---- STORED DATA

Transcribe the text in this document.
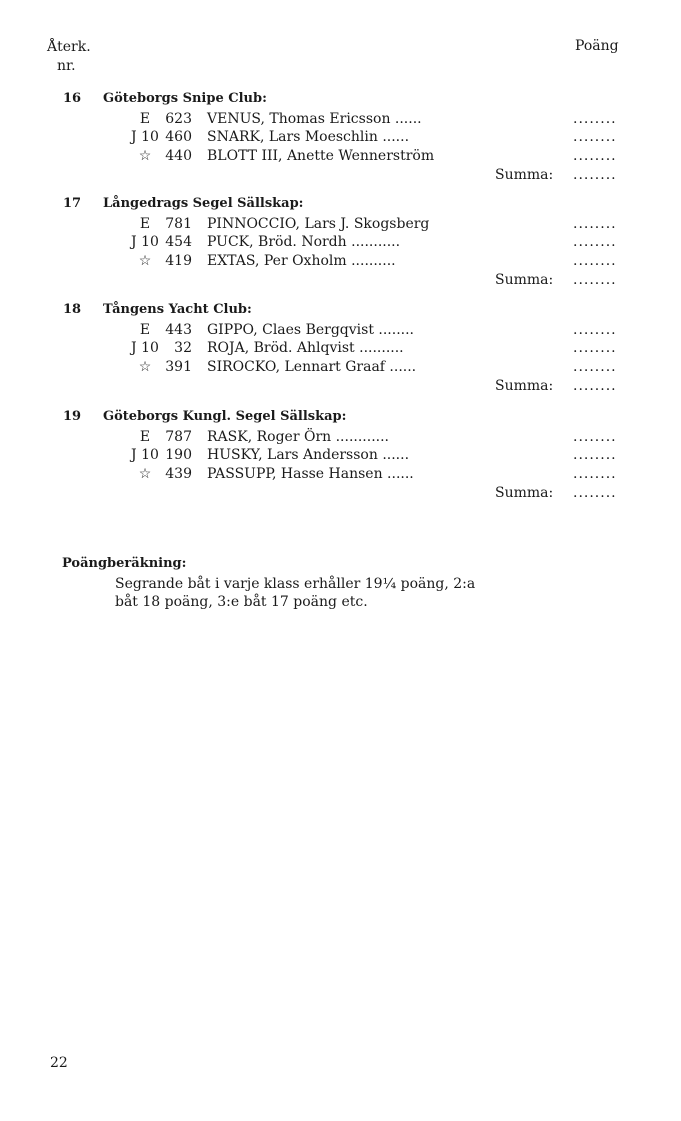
Återk.
nr.
Poäng
16 Göteborgs Snipe Club:
E	623 VENUS, Thomas Ericsson ......	........
J 10 460 SNARK, Lars Moeschlin ......	........
☆ 440 BLOTT III, Anette Wennerström	........
Summa: ........
17 Långedrags Segel Sällskap:
E	781 PINNOCCIO, Lars J. Skogsberg	........
J 10 454 PUCK, Bröd. Nordh ...........	........
☆ 419 EXTAS, Per Oxholm ..........	........
Summa: ........
18 Tångens Yacht Club:
E	443 GIPPO, Claes Bergqvist ........	........
J 10	32 ROJA, Bröd. Ahlqvist ..........	........
☆ 391 SIROCKO, Lennart Graaf ......	........
Summa: ........
19 Göteborgs Kungl. Segel Sällskap:
E	787 RASK, Roger Örn ............	........
J 10 190 HUSKY, Lars Andersson ......	........
☆ 439 PASSUPP, Hasse Hansen ......	........
Summa: ........
Poängberäkning:
Segrande båt i varje klass erhåller 19¼ poäng, 2:a båt 18 poäng, 3:e båt 17 poäng etc.
22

--------

■ WHAT YOU NEED TO DO ■
Reproduce each entry precisely. Leave the pictures out.

■ SOLUTION TO THIS PROBLEM ■
Transcribe the text in this document.
Återk.
nr.
Poäng
16 Göteborgs Snipe Club:
E	623 VENUS, Thomas Ericsson ......	........
J 10 460 SNARK, Lars Moeschlin ......	........
☆ 440 BLOTT III, Anette Wennerström	........
Summa: ........
17 Långedrags Segel Sällskap:
E	781 PINNOCCIO, Lars J. Skogsberg	........
J 10 454 PUCK, Bröd. Nordh ...........	........
☆ 419 EXTAS, Per Oxholm ..........	........
Summa: ........
18 Tångens Yacht Club:
E	443 GIPPO, Claes Bergqvist ........	........
J 10	32 ROJA, Bröd. Ahlqvist ..........	........
☆ 391 SIROCKO, Lennart Graaf ......	........
Summa: ........
19 Göteborgs Kungl. Segel Sällskap:
E	787 RASK, Roger Örn ............	........
J 10 190 HUSKY, Lars Andersson ......	........
☆ 439 PASSUPP, Hasse Hansen ......	........
Summa: ........
Poängberäkning:
Segrande båt i varje klass erhåller 19¼ poäng, 2:a båt 18 poäng, 3:e båt 17 poäng etc.
22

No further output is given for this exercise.